Required task —
How many lines in the listing below include the word "object"? Answer with the number and nothing else.
#####
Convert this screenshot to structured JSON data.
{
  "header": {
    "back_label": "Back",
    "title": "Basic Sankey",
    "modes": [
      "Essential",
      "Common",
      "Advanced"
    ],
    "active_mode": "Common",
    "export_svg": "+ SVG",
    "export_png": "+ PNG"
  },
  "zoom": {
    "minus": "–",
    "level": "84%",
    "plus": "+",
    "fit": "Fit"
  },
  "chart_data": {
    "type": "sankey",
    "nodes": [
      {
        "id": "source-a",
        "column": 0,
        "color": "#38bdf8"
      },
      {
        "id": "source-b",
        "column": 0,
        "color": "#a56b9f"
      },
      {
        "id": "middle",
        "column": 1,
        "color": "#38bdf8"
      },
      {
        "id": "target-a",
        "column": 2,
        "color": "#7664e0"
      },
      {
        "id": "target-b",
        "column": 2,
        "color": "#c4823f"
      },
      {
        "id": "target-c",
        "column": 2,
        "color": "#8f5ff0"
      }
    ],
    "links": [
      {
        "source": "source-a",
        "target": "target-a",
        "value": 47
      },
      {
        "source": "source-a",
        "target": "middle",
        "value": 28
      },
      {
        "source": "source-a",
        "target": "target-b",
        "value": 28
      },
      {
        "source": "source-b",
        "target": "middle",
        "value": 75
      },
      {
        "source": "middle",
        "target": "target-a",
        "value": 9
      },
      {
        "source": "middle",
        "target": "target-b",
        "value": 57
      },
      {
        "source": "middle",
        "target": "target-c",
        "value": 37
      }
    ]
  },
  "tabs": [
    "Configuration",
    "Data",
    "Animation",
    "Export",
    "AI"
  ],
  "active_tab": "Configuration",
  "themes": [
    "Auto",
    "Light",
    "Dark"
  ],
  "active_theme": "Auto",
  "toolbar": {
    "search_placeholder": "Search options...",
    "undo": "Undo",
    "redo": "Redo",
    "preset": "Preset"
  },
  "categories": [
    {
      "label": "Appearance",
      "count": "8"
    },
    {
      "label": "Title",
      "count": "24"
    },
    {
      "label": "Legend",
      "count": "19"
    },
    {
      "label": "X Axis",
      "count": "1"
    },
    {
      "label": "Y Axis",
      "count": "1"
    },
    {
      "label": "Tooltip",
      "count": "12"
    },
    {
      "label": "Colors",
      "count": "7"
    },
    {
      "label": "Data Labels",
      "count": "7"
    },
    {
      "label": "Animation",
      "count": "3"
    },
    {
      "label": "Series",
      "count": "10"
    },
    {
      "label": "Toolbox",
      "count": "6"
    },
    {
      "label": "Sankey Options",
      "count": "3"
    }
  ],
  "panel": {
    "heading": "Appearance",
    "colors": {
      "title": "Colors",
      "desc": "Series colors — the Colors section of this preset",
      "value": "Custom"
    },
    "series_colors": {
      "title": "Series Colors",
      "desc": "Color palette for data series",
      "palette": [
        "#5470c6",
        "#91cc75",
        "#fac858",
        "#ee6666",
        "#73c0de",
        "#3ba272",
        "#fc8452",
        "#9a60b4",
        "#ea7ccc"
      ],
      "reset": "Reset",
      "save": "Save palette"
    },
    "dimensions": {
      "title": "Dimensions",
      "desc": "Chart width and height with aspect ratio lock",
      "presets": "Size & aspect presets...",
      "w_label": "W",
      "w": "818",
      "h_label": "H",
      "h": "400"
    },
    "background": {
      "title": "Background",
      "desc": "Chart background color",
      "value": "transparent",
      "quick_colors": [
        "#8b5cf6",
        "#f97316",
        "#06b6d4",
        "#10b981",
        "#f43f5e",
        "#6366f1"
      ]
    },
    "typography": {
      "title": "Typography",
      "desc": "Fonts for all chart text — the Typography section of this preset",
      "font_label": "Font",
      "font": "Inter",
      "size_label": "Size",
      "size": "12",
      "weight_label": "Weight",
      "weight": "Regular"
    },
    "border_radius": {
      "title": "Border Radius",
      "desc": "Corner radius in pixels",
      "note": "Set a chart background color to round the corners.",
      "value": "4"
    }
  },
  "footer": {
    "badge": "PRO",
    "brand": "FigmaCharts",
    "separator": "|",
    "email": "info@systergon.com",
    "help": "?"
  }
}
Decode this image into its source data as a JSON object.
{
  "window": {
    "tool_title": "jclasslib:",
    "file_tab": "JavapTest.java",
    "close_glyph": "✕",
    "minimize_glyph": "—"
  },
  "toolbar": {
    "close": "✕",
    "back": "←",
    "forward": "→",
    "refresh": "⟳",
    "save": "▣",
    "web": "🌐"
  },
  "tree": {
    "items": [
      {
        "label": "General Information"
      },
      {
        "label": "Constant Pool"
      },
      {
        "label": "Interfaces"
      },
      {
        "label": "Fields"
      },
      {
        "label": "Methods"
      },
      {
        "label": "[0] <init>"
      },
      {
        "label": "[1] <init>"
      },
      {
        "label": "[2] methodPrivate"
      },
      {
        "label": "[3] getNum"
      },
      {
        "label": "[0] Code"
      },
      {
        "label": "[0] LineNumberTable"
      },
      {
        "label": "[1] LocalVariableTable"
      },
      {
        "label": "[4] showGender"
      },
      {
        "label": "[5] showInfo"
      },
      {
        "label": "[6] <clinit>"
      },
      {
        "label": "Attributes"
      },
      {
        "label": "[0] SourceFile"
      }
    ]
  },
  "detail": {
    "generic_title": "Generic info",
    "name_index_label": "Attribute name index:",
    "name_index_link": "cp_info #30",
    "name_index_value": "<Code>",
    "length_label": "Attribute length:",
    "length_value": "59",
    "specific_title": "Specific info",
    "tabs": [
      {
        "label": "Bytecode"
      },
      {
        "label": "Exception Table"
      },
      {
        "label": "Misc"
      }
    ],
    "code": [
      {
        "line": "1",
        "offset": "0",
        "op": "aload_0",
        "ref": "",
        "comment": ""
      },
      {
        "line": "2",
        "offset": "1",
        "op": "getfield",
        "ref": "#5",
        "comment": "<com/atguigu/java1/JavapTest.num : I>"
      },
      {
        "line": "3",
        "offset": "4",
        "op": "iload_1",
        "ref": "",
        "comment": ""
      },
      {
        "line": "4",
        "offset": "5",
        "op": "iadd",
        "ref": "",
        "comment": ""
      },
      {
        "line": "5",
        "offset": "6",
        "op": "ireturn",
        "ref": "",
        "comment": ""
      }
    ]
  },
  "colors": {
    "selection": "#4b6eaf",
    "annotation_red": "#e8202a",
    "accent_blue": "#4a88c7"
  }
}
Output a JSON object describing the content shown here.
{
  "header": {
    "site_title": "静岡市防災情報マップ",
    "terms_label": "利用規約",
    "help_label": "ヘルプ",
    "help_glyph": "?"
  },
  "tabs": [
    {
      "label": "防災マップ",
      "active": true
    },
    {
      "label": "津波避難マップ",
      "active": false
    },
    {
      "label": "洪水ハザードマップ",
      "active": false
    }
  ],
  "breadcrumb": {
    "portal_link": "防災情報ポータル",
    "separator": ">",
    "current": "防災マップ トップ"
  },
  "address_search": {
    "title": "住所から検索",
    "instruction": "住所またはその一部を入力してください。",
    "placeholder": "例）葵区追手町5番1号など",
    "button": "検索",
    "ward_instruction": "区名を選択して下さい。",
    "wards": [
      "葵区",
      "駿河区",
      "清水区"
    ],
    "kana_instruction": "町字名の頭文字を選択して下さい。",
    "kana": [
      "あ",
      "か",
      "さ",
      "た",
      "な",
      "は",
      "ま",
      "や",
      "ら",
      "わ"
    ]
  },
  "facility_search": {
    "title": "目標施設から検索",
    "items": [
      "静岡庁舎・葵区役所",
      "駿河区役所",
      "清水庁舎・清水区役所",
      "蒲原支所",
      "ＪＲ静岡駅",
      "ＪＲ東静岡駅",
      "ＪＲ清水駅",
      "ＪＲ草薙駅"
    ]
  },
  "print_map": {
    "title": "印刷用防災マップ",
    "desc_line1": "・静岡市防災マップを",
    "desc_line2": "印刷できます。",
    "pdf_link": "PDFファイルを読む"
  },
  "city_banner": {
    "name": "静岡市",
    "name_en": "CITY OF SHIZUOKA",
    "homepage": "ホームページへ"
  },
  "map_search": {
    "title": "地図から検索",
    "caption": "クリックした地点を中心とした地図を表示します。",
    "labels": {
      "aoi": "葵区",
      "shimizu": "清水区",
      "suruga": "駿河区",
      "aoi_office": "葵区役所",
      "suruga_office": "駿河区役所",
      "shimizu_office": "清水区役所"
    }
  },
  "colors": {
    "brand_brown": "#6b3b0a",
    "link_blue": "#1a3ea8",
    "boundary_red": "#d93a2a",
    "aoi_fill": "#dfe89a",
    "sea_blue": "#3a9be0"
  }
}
#####
Output below —
2